__Directions for this task__: Reproduce the records below in full and exactly, without their images.

__Given data__:
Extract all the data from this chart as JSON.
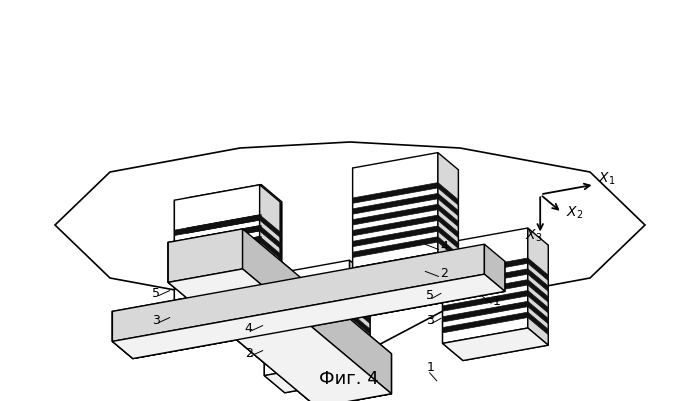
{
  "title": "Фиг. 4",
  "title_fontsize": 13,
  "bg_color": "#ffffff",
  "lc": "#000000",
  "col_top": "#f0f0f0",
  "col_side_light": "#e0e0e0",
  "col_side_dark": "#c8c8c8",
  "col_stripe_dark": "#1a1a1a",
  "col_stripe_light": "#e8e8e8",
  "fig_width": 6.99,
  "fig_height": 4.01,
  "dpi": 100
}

__Complete answer__:
Extract all the data from this chart as JSON.
{
  "title": "Фиг. 4",
  "title_fontsize": 13,
  "bg_color": "#ffffff",
  "lc": "#000000",
  "col_top": "#f0f0f0",
  "col_side_light": "#e0e0e0",
  "col_side_dark": "#c8c8c8",
  "col_stripe_dark": "#1a1a1a",
  "col_stripe_light": "#e8e8e8",
  "fig_width": 6.99,
  "fig_height": 4.01,
  "dpi": 100
}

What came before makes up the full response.